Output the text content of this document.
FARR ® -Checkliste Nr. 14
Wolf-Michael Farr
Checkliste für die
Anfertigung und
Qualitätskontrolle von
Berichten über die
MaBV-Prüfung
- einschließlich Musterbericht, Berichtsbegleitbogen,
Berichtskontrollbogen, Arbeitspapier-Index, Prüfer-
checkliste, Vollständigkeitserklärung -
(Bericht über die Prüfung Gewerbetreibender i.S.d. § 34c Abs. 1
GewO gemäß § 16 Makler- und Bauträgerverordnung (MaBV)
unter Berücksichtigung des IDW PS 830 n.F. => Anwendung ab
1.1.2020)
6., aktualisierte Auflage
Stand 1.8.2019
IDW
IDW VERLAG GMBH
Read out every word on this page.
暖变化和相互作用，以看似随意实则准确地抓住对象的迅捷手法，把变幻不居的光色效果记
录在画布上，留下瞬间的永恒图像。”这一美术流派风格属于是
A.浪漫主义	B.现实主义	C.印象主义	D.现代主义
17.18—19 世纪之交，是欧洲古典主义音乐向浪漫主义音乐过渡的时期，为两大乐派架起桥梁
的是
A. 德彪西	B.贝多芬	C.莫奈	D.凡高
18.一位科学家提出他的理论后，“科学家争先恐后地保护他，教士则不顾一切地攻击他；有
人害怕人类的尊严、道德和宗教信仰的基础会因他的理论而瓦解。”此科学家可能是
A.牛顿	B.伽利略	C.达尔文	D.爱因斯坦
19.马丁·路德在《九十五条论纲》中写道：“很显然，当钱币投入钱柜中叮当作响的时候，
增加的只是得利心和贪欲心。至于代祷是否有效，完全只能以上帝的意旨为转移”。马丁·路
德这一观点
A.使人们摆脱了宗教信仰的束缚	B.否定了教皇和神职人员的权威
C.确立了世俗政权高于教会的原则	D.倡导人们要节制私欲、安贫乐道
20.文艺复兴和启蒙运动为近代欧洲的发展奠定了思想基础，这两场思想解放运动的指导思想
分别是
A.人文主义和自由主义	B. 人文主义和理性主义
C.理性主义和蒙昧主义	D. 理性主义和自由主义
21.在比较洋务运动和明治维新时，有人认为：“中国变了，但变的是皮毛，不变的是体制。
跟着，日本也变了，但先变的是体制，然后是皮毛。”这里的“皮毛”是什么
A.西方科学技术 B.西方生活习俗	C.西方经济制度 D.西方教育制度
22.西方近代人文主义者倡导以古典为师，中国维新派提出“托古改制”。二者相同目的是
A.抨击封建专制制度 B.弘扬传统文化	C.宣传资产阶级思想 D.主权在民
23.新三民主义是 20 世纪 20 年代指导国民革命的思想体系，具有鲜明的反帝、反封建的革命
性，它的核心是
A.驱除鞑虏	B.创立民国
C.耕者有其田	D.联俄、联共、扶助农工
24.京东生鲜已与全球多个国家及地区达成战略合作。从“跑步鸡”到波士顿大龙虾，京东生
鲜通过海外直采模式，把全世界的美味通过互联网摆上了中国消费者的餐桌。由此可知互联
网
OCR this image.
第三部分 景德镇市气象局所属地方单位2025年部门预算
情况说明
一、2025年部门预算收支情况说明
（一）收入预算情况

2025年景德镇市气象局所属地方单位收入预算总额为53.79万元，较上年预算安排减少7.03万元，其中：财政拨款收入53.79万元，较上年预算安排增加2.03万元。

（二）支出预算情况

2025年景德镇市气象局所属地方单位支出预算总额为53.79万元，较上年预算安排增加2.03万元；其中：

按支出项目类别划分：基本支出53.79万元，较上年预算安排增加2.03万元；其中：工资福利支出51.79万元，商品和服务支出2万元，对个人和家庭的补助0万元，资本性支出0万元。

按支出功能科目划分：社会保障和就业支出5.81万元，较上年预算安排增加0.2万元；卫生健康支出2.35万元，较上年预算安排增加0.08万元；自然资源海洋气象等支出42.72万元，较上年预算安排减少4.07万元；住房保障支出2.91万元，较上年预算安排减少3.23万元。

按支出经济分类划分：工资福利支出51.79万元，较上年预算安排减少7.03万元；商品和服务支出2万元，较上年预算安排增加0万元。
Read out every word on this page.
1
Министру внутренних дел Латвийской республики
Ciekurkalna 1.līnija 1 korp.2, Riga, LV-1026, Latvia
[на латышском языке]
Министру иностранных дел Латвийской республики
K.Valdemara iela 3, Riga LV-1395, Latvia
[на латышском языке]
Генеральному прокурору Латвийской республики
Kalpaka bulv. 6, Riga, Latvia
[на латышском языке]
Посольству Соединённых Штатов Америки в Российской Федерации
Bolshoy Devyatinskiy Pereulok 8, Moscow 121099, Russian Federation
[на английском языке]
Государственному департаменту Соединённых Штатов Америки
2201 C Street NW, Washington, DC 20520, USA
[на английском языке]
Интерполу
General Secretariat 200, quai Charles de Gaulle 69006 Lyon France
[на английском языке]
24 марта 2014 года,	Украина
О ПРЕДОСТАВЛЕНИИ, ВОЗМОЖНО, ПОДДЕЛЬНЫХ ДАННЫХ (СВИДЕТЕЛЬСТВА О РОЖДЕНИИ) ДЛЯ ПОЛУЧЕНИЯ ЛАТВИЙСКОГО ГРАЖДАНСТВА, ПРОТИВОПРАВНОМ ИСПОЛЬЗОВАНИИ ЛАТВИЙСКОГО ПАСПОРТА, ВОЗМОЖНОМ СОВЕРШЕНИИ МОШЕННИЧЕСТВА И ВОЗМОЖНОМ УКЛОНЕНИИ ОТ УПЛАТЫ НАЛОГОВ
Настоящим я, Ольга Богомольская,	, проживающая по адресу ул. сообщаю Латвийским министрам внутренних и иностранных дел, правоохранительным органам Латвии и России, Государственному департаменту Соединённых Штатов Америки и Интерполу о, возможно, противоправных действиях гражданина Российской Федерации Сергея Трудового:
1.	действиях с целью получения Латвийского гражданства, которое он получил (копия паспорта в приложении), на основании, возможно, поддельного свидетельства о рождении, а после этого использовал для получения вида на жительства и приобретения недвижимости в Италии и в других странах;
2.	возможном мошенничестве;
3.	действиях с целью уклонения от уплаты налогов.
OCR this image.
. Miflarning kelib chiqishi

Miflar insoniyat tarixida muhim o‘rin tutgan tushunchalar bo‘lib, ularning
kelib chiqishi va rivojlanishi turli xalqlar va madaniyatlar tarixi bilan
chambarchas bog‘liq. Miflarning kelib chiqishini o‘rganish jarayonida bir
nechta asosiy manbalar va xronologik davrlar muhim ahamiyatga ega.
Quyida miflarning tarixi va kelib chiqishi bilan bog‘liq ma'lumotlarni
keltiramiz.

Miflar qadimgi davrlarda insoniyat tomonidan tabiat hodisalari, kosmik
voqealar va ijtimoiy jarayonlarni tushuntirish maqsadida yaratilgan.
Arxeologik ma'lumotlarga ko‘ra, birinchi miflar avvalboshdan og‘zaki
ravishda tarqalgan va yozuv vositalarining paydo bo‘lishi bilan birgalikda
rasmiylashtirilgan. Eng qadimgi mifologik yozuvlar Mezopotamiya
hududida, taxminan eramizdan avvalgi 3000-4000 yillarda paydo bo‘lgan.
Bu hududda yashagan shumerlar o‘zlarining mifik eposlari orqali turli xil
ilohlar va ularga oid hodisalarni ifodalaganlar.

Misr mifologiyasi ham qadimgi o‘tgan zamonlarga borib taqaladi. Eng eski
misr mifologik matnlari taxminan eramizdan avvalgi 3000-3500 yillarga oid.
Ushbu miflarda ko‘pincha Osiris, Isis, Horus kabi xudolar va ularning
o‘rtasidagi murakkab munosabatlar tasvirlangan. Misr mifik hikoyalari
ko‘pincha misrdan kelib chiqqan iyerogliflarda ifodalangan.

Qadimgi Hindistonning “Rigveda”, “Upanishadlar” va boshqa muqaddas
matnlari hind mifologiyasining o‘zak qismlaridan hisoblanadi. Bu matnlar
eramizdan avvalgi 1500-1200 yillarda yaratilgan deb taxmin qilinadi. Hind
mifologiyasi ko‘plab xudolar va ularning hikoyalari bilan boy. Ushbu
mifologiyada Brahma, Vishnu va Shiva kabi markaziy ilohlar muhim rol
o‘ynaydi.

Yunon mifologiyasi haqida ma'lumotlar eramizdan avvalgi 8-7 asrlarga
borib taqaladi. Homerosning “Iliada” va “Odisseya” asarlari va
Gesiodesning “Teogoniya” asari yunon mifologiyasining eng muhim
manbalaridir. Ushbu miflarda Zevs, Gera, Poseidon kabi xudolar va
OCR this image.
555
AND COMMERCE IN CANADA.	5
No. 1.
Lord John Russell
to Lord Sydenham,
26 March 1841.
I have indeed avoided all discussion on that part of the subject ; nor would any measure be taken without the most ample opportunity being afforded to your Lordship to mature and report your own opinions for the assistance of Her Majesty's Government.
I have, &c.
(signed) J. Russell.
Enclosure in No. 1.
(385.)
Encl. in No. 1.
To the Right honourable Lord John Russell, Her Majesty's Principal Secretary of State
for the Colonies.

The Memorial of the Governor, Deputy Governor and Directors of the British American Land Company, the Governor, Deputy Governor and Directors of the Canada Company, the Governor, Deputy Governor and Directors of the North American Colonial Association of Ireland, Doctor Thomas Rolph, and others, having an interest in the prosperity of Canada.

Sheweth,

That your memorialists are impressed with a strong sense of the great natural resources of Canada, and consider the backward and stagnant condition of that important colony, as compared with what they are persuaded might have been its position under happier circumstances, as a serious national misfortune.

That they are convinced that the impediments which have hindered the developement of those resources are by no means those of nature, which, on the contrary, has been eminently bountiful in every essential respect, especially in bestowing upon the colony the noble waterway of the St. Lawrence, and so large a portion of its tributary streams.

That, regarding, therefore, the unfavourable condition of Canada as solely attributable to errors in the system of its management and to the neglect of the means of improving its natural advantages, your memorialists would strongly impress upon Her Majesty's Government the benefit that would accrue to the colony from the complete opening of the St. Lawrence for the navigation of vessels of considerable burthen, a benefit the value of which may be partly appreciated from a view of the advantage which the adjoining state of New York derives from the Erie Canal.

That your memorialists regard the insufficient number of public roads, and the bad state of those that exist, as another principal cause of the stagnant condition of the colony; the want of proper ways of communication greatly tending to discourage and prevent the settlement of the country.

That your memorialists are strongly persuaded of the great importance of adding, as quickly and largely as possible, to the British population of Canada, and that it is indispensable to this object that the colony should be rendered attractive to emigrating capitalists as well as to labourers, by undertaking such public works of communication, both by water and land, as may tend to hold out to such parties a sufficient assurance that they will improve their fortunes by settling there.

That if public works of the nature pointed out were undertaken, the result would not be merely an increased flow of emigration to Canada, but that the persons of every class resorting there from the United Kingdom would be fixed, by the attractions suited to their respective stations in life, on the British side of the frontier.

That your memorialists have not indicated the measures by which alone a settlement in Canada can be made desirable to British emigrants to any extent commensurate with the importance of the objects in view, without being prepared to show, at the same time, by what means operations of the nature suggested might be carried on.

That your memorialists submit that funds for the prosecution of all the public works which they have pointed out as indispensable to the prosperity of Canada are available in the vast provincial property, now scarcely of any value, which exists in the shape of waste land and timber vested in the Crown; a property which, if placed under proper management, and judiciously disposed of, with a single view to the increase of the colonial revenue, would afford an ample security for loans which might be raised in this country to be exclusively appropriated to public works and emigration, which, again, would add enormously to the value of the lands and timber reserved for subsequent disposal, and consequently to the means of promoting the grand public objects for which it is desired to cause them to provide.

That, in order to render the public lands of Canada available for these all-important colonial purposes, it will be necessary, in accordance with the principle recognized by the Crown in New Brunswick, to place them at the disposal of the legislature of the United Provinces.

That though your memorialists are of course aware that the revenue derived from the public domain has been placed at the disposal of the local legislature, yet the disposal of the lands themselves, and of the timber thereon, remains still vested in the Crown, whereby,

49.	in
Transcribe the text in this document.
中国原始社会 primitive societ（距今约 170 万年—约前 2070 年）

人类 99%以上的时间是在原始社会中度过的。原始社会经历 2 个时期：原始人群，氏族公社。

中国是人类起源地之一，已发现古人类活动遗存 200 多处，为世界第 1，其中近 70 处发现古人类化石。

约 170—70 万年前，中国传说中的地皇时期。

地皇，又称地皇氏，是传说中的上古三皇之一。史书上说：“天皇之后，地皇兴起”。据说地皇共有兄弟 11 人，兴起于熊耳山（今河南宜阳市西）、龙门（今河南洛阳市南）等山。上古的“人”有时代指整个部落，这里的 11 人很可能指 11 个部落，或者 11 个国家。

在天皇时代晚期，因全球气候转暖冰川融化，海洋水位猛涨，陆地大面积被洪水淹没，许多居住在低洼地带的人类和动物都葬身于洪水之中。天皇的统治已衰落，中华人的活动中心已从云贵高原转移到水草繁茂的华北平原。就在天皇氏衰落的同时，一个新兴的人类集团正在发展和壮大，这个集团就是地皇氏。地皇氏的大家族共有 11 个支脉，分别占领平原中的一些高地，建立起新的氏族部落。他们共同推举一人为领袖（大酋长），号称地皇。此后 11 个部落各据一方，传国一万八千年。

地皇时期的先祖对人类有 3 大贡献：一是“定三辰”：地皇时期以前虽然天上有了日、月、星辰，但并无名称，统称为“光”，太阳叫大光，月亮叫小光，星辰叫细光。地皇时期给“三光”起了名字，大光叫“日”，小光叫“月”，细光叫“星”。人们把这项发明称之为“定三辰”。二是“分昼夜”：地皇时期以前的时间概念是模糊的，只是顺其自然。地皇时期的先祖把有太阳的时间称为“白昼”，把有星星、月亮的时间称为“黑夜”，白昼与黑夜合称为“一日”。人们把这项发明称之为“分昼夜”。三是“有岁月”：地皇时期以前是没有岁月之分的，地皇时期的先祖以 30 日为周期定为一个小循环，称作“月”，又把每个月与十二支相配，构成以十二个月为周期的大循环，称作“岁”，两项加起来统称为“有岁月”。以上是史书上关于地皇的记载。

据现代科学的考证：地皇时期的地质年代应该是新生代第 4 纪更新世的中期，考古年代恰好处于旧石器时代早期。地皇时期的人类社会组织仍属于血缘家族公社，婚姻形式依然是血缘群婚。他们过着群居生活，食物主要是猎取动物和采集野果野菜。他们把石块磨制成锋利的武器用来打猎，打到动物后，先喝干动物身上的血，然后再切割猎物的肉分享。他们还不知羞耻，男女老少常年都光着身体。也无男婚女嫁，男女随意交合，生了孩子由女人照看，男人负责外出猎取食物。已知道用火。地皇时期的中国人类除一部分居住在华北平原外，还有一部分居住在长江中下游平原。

* [TASK DIRECTIONS]
State how many lines of the records hold the string "департаменту", and nothing else.

* [TASK OUTPUT]
2